Work to do =
Select lines where the word "value" appears.

Records for the task =
--- START ---

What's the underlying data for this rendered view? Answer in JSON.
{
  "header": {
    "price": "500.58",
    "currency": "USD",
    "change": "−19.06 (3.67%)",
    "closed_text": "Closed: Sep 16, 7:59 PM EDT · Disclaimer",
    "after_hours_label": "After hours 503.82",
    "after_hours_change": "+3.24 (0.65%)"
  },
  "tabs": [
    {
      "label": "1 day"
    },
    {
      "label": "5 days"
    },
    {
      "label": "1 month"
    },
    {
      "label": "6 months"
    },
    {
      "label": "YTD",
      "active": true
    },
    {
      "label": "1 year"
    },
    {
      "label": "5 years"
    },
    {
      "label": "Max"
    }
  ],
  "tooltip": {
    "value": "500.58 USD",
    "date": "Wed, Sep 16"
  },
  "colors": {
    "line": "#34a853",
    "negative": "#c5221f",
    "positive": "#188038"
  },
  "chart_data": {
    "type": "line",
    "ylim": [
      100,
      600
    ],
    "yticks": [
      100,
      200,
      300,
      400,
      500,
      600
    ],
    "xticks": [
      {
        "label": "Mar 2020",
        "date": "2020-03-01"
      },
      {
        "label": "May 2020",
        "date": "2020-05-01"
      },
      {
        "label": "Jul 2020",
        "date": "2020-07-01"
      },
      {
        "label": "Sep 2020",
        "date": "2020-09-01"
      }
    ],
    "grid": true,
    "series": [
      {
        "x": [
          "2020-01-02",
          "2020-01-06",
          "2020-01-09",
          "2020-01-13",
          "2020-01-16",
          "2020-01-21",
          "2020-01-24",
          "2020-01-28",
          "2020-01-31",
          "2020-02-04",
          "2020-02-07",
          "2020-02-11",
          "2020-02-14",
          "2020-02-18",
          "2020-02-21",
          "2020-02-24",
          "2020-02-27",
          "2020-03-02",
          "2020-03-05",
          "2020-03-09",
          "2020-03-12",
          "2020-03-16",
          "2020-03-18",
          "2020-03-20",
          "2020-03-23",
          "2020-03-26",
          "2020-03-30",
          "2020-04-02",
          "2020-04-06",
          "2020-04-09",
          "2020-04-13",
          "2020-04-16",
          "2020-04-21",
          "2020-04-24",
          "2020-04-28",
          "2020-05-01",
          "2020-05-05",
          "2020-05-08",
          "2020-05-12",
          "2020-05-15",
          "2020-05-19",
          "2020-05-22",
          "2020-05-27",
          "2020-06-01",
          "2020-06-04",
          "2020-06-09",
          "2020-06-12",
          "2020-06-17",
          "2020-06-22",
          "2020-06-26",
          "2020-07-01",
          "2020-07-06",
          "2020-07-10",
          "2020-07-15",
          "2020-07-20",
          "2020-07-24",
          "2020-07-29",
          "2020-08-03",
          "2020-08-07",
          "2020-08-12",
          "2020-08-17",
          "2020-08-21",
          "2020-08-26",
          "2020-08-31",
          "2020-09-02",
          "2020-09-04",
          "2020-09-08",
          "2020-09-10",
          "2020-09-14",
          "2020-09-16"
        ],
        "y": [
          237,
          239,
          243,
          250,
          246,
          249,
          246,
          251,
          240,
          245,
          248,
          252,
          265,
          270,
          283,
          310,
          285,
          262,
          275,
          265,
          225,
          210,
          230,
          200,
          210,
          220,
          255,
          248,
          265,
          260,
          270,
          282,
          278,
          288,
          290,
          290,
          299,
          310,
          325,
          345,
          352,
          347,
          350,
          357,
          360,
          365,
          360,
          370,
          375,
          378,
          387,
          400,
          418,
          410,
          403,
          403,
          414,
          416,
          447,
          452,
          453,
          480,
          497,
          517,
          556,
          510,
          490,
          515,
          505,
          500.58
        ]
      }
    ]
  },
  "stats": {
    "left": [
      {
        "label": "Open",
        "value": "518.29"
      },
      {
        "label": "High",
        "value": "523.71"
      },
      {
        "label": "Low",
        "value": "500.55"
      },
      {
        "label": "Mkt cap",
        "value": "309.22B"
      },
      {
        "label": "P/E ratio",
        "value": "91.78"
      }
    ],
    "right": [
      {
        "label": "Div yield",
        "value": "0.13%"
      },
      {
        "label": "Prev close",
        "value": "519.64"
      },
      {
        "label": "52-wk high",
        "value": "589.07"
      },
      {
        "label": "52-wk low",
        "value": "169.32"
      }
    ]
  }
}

--- END ---

Output of the exercise =
    "value": "500.58 USD",
        "value": "518.29"
        "value": "523.71"
        "value": "500.55"
        "value": "309.22B"
        "value": "91.78"
        "value": "0.13%"
        "value": "519.64"
        "value": "589.07"
        "value": "169.32"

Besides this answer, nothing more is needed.